━━━━━ DATASET ENTRIES
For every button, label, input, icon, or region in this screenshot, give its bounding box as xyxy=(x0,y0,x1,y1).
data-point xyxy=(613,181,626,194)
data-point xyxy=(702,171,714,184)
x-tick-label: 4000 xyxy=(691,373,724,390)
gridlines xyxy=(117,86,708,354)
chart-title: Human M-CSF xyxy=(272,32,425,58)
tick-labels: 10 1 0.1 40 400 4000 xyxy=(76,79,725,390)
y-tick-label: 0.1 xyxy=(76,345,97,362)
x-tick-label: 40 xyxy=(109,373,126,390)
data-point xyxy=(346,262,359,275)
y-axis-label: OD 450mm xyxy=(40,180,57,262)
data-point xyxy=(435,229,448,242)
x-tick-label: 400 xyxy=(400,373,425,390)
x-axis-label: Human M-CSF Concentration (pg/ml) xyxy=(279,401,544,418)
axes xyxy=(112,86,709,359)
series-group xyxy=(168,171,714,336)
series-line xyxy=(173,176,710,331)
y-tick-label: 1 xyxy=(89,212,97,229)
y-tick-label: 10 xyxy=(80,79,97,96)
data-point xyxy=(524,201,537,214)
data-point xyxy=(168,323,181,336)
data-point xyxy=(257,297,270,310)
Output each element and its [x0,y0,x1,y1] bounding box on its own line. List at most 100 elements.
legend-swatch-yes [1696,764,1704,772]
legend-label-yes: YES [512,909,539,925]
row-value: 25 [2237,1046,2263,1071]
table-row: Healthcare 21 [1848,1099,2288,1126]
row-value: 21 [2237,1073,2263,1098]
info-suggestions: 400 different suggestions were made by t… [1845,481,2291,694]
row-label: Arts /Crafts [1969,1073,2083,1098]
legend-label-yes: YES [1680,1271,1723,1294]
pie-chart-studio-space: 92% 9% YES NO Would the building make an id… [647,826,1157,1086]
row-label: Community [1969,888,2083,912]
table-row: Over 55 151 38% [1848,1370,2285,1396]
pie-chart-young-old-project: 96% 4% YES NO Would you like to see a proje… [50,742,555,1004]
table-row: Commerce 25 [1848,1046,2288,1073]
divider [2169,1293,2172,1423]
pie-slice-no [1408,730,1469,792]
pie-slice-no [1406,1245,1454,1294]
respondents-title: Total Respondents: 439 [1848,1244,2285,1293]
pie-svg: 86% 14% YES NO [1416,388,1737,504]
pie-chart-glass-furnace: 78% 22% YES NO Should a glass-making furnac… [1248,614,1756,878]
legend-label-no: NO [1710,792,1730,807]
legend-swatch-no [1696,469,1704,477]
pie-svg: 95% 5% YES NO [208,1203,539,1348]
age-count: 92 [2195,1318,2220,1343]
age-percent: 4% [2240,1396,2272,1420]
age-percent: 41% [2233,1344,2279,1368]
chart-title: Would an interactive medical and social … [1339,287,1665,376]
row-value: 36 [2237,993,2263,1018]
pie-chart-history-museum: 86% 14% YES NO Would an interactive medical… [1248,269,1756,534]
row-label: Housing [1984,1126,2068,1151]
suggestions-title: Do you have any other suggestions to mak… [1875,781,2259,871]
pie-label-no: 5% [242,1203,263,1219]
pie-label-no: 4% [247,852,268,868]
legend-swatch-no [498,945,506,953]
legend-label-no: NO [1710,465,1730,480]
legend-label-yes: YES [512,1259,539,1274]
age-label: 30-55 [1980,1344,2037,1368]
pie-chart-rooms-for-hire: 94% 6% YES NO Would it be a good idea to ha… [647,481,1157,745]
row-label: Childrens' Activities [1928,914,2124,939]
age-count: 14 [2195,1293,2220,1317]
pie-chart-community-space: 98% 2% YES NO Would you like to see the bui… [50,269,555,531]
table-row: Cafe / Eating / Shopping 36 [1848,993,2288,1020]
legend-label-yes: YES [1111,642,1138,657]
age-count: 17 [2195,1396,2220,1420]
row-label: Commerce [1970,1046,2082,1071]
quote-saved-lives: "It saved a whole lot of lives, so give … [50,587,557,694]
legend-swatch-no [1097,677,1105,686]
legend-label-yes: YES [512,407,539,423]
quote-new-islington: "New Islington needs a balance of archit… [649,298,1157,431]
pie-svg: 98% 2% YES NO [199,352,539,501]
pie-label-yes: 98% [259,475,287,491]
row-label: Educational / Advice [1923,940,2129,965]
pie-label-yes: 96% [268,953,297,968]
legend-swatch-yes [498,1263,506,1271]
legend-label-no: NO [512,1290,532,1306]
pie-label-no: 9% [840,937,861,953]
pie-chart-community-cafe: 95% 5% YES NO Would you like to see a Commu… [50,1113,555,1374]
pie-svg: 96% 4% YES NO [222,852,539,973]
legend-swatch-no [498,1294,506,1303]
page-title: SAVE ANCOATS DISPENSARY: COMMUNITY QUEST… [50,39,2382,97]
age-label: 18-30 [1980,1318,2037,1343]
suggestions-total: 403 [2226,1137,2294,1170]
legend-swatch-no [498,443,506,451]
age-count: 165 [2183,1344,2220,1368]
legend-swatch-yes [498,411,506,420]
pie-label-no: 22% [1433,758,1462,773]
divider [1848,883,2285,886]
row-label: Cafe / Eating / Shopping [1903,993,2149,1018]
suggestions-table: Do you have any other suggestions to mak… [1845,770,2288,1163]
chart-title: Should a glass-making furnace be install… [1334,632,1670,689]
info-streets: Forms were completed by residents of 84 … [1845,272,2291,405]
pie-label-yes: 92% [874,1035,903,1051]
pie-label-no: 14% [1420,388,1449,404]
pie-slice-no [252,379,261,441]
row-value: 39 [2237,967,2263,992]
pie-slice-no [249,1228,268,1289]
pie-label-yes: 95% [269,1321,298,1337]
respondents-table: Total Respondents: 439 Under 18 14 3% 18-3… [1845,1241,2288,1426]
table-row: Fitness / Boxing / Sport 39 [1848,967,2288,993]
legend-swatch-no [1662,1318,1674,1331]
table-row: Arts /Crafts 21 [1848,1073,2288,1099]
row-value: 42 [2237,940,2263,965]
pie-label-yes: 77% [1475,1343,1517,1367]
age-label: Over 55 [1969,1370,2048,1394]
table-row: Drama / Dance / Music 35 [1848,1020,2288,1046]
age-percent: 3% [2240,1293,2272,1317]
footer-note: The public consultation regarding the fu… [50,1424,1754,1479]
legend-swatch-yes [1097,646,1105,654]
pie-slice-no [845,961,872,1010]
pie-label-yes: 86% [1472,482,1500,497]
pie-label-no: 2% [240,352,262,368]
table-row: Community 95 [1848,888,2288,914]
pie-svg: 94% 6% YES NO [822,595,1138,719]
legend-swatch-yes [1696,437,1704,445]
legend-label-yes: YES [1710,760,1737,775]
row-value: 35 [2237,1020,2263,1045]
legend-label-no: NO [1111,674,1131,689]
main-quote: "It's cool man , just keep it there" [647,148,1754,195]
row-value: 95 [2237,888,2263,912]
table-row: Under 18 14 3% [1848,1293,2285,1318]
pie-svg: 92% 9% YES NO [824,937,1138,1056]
━━━━━━━━━━
### TO DO
Find each line in the records above that contains the word "Would", and copy all of those lines.

### CORRECT ANSWER
pie-chart-studio-space: 92% 9% YES NO Would the building make an id… [647,826,1157,1086]
pie-chart-young-old-project: 96% 4% YES NO Would you like to see a proje… [50,742,555,1004]
chart-title: Would an interactive medical and social … [1339,287,1665,376]
pie-chart-history-museum: 86% 14% YES NO Would an interactive medical… [1248,269,1756,534]
pie-chart-rooms-for-hire: 94% 6% YES NO Would it be a good idea to ha… [647,481,1157,745]
pie-chart-community-space: 98% 2% YES NO Would you like to see the bui… [50,269,555,531]
pie-chart-community-cafe: 95% 5% YES NO Would you like to see a Commu… [50,1113,555,1374]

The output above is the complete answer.